◆ Supplied material ◆
━━━━

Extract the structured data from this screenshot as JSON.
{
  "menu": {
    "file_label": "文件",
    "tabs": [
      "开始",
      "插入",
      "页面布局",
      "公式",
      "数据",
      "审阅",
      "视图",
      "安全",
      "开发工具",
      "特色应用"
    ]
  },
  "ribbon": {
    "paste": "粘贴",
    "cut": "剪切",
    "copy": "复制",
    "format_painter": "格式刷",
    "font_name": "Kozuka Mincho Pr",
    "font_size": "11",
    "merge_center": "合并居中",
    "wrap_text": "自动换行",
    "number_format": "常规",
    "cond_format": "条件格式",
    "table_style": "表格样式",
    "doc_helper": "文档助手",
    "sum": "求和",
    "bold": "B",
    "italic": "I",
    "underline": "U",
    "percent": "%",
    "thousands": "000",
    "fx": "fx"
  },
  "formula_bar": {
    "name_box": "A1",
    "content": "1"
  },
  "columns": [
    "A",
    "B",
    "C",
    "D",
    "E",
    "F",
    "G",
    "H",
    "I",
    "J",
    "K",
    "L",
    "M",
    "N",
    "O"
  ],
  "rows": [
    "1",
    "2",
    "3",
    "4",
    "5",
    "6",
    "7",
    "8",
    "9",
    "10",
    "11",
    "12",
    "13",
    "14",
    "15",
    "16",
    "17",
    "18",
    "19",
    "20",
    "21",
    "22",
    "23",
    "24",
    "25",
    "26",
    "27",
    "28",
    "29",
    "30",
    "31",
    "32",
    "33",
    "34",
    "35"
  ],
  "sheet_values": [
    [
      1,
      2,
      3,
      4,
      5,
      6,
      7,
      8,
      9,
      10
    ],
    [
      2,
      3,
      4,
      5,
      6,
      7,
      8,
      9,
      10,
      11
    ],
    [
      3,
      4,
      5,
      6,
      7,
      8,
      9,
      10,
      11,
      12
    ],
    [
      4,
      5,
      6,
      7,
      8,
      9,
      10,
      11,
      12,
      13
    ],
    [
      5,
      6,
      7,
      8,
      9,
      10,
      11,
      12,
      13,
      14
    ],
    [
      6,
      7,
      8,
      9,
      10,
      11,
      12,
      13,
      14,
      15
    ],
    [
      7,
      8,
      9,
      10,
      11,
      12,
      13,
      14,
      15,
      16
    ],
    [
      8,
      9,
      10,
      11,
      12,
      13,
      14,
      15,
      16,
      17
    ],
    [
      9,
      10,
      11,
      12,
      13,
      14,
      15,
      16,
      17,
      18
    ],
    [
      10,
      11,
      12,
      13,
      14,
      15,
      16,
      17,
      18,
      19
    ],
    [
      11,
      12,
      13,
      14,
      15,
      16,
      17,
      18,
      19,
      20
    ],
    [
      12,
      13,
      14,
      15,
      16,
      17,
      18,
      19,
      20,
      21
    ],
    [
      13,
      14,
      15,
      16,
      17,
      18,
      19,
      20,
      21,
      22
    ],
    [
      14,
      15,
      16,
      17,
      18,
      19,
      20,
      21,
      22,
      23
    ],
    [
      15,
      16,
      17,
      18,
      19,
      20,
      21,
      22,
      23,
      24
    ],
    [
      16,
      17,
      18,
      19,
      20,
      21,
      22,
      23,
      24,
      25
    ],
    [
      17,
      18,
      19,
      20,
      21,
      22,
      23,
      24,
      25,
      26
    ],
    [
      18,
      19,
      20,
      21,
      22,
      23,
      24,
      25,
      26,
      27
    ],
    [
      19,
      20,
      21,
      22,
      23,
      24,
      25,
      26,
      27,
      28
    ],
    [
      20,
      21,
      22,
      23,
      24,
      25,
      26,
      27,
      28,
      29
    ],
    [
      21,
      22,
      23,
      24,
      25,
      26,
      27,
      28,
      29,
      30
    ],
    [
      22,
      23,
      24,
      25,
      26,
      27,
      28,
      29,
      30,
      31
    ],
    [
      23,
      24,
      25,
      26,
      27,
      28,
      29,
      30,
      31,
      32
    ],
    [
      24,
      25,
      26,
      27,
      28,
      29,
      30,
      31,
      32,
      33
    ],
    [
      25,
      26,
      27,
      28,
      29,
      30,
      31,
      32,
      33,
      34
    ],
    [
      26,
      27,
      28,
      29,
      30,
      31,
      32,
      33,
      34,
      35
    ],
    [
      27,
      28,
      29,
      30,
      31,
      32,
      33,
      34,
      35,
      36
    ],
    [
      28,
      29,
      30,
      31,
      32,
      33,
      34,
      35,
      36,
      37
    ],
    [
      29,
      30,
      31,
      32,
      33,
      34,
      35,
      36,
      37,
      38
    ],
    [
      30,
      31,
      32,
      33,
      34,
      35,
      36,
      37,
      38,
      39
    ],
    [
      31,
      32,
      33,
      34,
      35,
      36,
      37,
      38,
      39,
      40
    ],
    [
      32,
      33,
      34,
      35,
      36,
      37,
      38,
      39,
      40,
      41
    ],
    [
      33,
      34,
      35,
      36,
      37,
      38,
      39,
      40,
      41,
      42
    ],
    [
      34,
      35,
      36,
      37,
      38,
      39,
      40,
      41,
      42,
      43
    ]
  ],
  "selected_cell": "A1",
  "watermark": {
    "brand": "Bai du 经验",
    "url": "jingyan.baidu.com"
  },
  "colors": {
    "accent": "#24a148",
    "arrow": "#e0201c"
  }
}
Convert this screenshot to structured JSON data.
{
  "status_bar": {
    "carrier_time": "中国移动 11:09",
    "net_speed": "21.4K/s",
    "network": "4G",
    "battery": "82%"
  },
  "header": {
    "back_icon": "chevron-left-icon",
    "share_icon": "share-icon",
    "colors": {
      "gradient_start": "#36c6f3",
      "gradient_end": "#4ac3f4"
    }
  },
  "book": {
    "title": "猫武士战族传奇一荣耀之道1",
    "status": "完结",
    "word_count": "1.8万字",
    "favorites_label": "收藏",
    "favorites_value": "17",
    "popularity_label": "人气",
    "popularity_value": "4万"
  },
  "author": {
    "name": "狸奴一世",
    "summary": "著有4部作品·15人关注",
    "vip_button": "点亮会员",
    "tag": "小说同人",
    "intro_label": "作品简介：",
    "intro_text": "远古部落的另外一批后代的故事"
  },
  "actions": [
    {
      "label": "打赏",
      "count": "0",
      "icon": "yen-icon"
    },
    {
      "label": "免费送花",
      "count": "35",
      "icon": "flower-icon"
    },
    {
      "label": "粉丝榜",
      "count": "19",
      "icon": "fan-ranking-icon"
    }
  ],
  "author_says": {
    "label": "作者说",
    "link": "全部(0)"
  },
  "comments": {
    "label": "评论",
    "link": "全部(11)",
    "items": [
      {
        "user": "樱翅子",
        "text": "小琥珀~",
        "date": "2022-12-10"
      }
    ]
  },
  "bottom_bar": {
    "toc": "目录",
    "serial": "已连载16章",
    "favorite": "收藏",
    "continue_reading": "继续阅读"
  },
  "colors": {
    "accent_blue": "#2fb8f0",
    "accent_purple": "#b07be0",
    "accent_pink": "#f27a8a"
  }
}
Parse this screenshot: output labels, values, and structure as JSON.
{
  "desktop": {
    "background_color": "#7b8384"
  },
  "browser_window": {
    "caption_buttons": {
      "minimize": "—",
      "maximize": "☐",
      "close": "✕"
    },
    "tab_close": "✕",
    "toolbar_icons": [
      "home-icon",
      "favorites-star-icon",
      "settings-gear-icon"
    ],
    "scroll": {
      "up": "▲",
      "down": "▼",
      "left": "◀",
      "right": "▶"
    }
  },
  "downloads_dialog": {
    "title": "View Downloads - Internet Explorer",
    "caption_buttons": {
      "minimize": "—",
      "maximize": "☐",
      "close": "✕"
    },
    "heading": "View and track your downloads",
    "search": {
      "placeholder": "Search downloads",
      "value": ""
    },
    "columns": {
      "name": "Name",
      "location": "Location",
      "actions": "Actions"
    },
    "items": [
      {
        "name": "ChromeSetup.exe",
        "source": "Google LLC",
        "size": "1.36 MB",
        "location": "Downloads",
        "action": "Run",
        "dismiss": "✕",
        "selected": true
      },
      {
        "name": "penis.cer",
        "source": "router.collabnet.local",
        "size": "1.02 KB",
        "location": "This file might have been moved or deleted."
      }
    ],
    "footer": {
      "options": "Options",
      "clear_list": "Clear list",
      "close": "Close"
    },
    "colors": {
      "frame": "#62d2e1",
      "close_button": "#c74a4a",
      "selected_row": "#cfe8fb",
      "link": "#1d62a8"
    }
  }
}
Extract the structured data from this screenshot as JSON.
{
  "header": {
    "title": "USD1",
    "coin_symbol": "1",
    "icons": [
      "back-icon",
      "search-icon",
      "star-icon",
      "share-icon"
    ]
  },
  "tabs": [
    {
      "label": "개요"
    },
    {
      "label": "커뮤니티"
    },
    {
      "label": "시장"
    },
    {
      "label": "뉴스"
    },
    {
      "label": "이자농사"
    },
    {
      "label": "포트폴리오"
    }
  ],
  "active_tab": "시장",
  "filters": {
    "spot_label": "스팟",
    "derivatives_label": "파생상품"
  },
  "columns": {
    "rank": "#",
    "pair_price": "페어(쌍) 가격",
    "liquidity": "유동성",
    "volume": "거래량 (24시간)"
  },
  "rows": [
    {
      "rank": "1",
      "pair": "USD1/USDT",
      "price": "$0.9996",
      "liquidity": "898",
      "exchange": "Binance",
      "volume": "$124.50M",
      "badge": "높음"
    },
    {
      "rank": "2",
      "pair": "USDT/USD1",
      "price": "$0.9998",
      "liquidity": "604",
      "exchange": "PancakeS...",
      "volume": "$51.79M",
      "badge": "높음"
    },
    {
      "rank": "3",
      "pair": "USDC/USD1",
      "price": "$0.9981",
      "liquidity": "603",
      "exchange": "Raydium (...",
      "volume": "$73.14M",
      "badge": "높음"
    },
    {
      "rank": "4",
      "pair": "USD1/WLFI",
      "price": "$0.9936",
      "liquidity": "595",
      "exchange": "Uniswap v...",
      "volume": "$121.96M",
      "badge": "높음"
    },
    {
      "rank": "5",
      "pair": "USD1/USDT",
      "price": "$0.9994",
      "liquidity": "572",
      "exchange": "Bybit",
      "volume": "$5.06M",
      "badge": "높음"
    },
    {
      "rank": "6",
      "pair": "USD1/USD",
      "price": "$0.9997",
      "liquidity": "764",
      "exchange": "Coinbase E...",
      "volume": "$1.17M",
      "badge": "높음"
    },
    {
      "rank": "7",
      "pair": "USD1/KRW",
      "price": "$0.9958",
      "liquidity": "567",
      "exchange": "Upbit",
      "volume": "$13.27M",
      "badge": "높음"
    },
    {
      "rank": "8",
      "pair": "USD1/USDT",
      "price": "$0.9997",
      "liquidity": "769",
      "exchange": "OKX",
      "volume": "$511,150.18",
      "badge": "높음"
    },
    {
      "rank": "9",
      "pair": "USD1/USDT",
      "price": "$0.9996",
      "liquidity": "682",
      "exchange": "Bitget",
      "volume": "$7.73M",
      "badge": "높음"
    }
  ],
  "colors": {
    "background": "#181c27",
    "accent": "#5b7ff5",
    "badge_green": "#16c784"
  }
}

━━━━

◆ Aim ◆
Pull out all lines containing the word "liquidity" from the entries above.

◆ Reply ◆
    "liquidity": "유동성",
      "liquidity": "898",
      "liquidity": "604",
      "liquidity": "603",
      "liquidity": "595",
      "liquidity": "572",
      "liquidity": "764",
      "liquidity": "567",
      "liquidity": "769",
      "liquidity": "682",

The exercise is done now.